• [Short task]: Omit the pictures, then reproduce every remaining record exactly.

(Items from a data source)
** Begin **
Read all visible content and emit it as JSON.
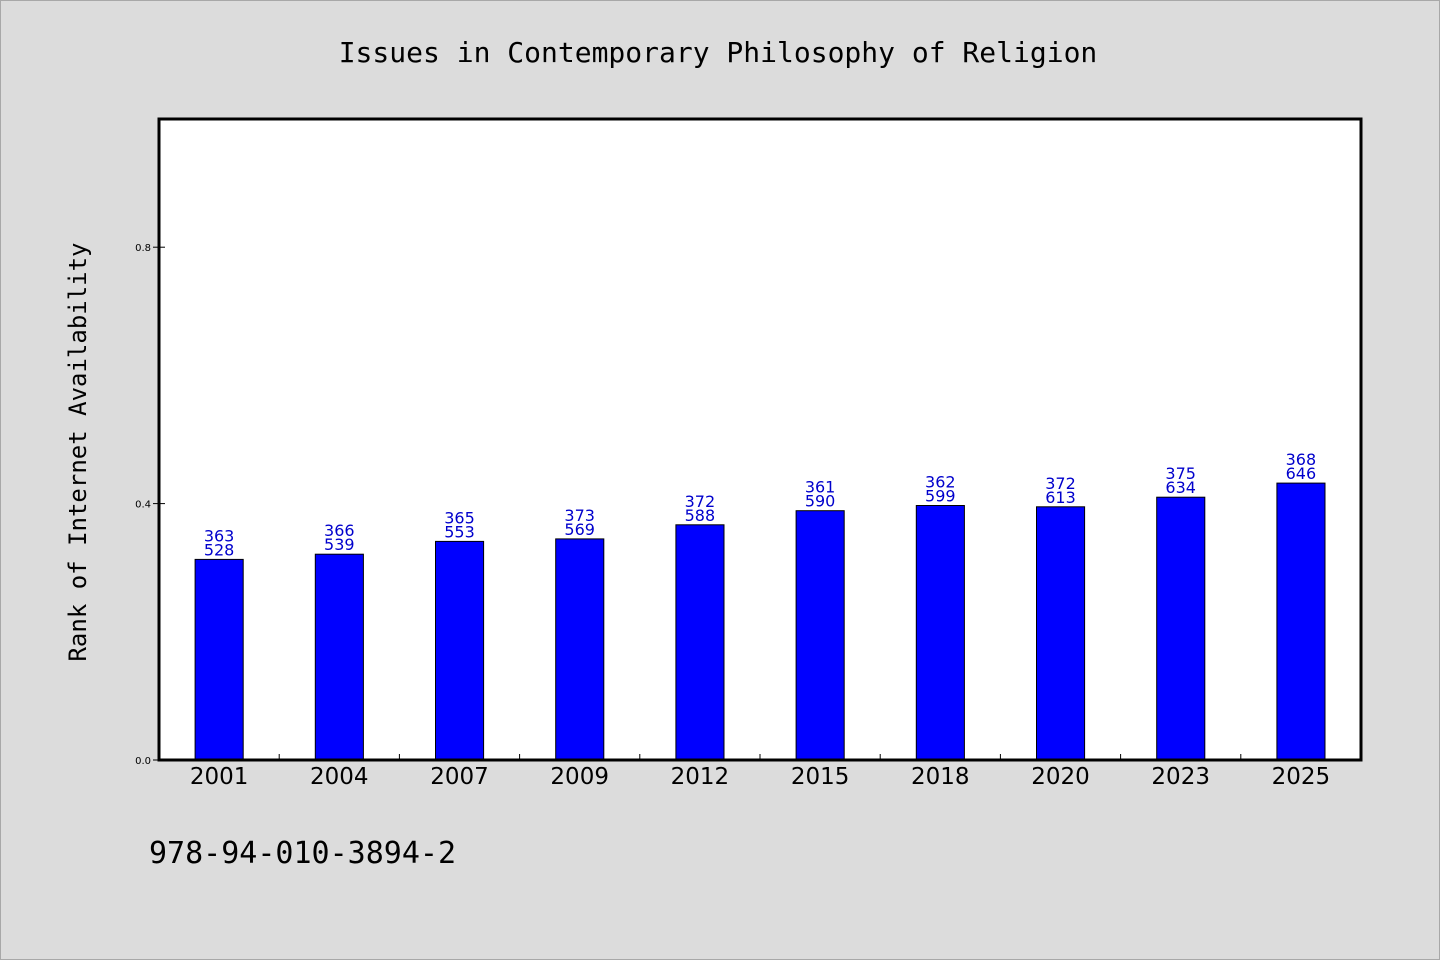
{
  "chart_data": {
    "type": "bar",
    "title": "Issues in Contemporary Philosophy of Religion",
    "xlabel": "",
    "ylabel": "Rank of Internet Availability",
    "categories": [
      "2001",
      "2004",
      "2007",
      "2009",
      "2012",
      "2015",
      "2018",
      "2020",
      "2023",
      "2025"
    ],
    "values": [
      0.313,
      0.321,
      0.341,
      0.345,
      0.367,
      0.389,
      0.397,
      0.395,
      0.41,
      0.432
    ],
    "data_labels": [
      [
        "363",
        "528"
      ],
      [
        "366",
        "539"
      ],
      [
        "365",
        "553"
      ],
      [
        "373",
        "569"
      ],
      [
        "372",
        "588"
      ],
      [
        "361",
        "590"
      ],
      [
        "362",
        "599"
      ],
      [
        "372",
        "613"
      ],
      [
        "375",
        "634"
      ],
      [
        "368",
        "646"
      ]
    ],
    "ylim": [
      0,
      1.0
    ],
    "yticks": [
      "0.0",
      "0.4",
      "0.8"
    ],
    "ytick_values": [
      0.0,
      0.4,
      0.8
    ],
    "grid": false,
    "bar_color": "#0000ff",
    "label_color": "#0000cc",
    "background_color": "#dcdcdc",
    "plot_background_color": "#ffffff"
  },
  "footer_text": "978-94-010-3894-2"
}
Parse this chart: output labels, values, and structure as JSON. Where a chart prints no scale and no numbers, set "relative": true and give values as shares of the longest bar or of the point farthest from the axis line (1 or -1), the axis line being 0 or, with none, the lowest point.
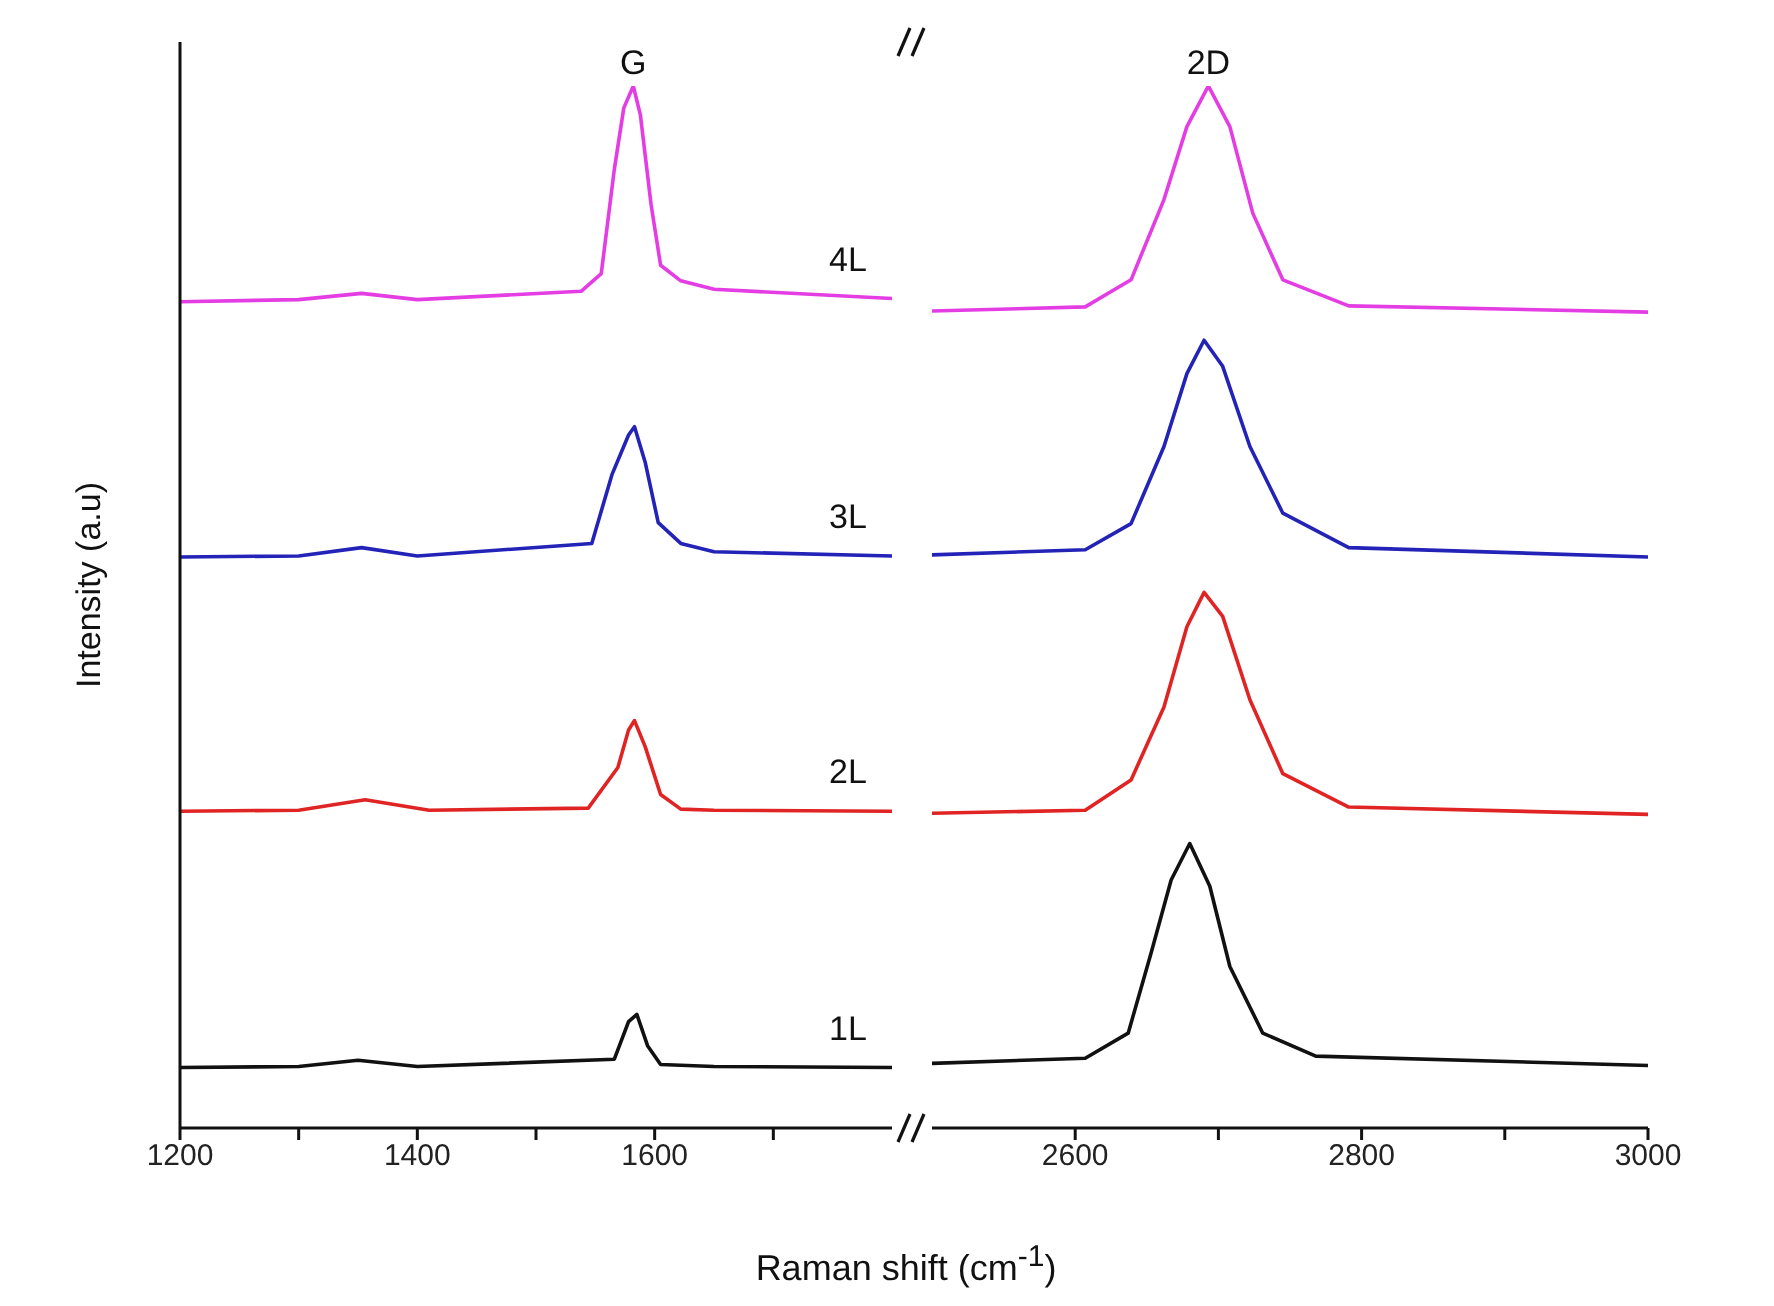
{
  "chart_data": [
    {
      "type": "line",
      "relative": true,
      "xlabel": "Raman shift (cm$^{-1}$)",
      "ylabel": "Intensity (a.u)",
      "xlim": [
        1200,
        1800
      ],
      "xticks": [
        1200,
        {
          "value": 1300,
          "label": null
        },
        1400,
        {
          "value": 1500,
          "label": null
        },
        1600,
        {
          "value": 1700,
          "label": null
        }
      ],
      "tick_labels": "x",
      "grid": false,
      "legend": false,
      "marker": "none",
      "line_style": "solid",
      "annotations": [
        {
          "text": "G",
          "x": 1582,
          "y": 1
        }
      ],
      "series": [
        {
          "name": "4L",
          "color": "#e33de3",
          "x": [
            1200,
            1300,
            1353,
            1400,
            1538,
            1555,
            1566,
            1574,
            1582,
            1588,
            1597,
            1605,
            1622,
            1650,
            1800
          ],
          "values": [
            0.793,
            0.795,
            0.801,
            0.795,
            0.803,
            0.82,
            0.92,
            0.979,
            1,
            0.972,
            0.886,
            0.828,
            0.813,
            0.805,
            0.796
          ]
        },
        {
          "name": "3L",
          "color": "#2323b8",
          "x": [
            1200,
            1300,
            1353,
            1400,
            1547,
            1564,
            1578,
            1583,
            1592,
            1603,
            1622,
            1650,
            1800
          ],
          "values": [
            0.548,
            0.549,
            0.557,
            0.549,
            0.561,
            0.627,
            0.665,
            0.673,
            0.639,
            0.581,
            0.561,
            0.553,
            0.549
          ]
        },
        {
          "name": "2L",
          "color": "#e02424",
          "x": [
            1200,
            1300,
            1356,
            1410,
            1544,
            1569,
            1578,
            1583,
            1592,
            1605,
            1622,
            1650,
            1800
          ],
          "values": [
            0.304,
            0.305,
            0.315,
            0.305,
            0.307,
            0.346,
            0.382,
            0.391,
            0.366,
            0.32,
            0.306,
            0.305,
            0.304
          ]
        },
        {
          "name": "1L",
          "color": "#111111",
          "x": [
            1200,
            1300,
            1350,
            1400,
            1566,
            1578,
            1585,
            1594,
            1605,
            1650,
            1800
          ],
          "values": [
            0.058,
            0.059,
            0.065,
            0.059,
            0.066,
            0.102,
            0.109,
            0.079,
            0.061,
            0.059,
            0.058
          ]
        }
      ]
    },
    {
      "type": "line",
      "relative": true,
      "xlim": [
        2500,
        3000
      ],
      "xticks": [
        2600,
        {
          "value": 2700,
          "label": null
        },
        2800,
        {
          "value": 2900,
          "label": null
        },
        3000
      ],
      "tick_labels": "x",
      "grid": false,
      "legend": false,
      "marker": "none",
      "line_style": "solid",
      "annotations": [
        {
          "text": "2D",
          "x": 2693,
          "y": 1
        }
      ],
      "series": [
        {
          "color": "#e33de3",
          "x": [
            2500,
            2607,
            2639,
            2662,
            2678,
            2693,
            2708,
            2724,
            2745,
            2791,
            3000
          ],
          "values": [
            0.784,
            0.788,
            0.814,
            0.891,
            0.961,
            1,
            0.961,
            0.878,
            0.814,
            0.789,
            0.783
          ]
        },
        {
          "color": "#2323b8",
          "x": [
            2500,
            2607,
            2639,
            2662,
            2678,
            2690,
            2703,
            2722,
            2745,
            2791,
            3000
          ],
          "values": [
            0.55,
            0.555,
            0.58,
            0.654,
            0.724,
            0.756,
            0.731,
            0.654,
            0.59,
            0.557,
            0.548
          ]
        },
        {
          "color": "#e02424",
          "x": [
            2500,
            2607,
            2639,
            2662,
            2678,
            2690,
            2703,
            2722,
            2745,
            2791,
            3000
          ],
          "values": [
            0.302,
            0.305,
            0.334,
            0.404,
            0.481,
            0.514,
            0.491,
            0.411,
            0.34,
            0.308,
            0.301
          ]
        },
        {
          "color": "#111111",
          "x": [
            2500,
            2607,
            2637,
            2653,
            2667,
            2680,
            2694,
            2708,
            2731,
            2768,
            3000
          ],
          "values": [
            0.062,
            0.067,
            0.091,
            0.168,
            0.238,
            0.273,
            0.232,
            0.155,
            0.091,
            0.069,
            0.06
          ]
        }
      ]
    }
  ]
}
** End **
• [Task response]:
Read all visible content and emit it as JSON.
{
  "chart_data": {
    "type": "bar",
    "title": "Issues in Contemporary Philosophy of Religion",
    "xlabel": "",
    "ylabel": "Rank of Internet Availability",
    "categories": [
      "2001",
      "2004",
      "2007",
      "2009",
      "2012",
      "2015",
      "2018",
      "2020",
      "2023",
      "2025"
    ],
    "values": [
      0.313,
      0.321,
      0.341,
      0.345,
      0.367,
      0.389,
      0.397,
      0.395,
      0.41,
      0.432
    ],
    "data_labels": [
      [
        "363",
        "528"
      ],
      [
        "366",
        "539"
      ],
      [
        "365",
        "553"
      ],
      [
        "373",
        "569"
      ],
      [
        "372",
        "588"
      ],
      [
        "361",
        "590"
      ],
      [
        "362",
        "599"
      ],
      [
        "372",
        "613"
      ],
      [
        "375",
        "634"
      ],
      [
        "368",
        "646"
      ]
    ],
    "ylim": [
      0,
      1.0
    ],
    "yticks": [
      "0.0",
      "0.4",
      "0.8"
    ],
    "ytick_values": [
      0.0,
      0.4,
      0.8
    ],
    "grid": false,
    "bar_color": "#0000ff",
    "label_color": "#0000cc",
    "background_color": "#dcdcdc",
    "plot_background_color": "#ffffff"
  },
  "footer_text": "978-94-010-3894-2"
}
Parse this chart: output labels, values, and structure as JSON. Where a chart prints no scale and no numbers, set "relative": true and give values as shares of the longest bar or of the point farthest from the axis line (1 or -1), the axis line being 0 or, with none, the lowest point.
{
  "chart_data": [
    {
      "type": "line",
      "relative": true,
      "xlabel": "Raman shift (cm$^{-1}$)",
      "ylabel": "Intensity (a.u)",
      "xlim": [
        1200,
        1800
      ],
      "xticks": [
        1200,
        {
          "value": 1300,
          "label": null
        },
        1400,
        {
          "value": 1500,
          "label": null
        },
        1600,
        {
          "value": 1700,
          "label": null
        }
      ],
      "tick_labels": "x",
      "grid": false,
      "legend": false,
      "marker": "none",
      "line_style": "solid",
      "annotations": [
        {
          "text": "G",
          "x": 1582,
          "y": 1
        }
      ],
      "series": [
        {
          "name": "4L",
          "color": "#e33de3",
          "x": [
            1200,
            1300,
            1353,
            1400,
            1538,
            1555,
            1566,
            1574,
            1582,
            1588,
            1597,
            1605,
            1622,
            1650,
            1800
          ],
          "values": [
            0.793,
            0.795,
            0.801,
            0.795,
            0.803,
            0.82,
            0.92,
            0.979,
            1,
            0.972,
            0.886,
            0.828,
            0.813,
            0.805,
            0.796
          ]
        },
        {
          "name": "3L",
          "color": "#2323b8",
          "x": [
            1200,
            1300,
            1353,
            1400,
            1547,
            1564,
            1578,
            1583,
            1592,
            1603,
            1622,
            1650,
            1800
          ],
          "values": [
            0.548,
            0.549,
            0.557,
            0.549,
            0.561,
            0.627,
            0.665,
            0.673,
            0.639,
            0.581,
            0.561,
            0.553,
            0.549
          ]
        },
        {
          "name": "2L",
          "color": "#e02424",
          "x": [
            1200,
            1300,
            1356,
            1410,
            1544,
            1569,
            1578,
            1583,
            1592,
            1605,
            1622,
            1650,
            1800
          ],
          "values": [
            0.304,
            0.305,
            0.315,
            0.305,
            0.307,
            0.346,
            0.382,
            0.391,
            0.366,
            0.32,
            0.306,
            0.305,
            0.304
          ]
        },
        {
          "name": "1L",
          "color": "#111111",
          "x": [
            1200,
            1300,
            1350,
            1400,
            1566,
            1578,
            1585,
            1594,
            1605,
            1650,
            1800
          ],
          "values": [
            0.058,
            0.059,
            0.065,
            0.059,
            0.066,
            0.102,
            0.109,
            0.079,
            0.061,
            0.059,
            0.058
          ]
        }
      ]
    },
    {
      "type": "line",
      "relative": true,
      "xlim": [
        2500,
        3000
      ],
      "xticks": [
        2600,
        {
          "value": 2700,
          "label": null
        },
        2800,
        {
          "value": 2900,
          "label": null
        },
        3000
      ],
      "tick_labels": "x",
      "grid": false,
      "legend": false,
      "marker": "none",
      "line_style": "solid",
      "annotations": [
        {
          "text": "2D",
          "x": 2693,
          "y": 1
        }
      ],
      "series": [
        {
          "color": "#e33de3",
          "x": [
            2500,
            2607,
            2639,
            2662,
            2678,
            2693,
            2708,
            2724,
            2745,
            2791,
            3000
          ],
          "values": [
            0.784,
            0.788,
            0.814,
            0.891,
            0.961,
            1,
            0.961,
            0.878,
            0.814,
            0.789,
            0.783
          ]
        },
        {
          "color": "#2323b8",
          "x": [
            2500,
            2607,
            2639,
            2662,
            2678,
            2690,
            2703,
            2722,
            2745,
            2791,
            3000
          ],
          "values": [
            0.55,
            0.555,
            0.58,
            0.654,
            0.724,
            0.756,
            0.731,
            0.654,
            0.59,
            0.557,
            0.548
          ]
        },
        {
          "color": "#e02424",
          "x": [
            2500,
            2607,
            2639,
            2662,
            2678,
            2690,
            2703,
            2722,
            2745,
            2791,
            3000
          ],
          "values": [
            0.302,
            0.305,
            0.334,
            0.404,
            0.481,
            0.514,
            0.491,
            0.411,
            0.34,
            0.308,
            0.301
          ]
        },
        {
          "color": "#111111",
          "x": [
            2500,
            2607,
            2637,
            2653,
            2667,
            2680,
            2694,
            2708,
            2731,
            2768,
            3000
          ],
          "values": [
            0.062,
            0.067,
            0.091,
            0.168,
            0.238,
            0.273,
            0.232,
            0.155,
            0.091,
            0.069,
            0.06
          ]
        }
      ]
    }
  ]
}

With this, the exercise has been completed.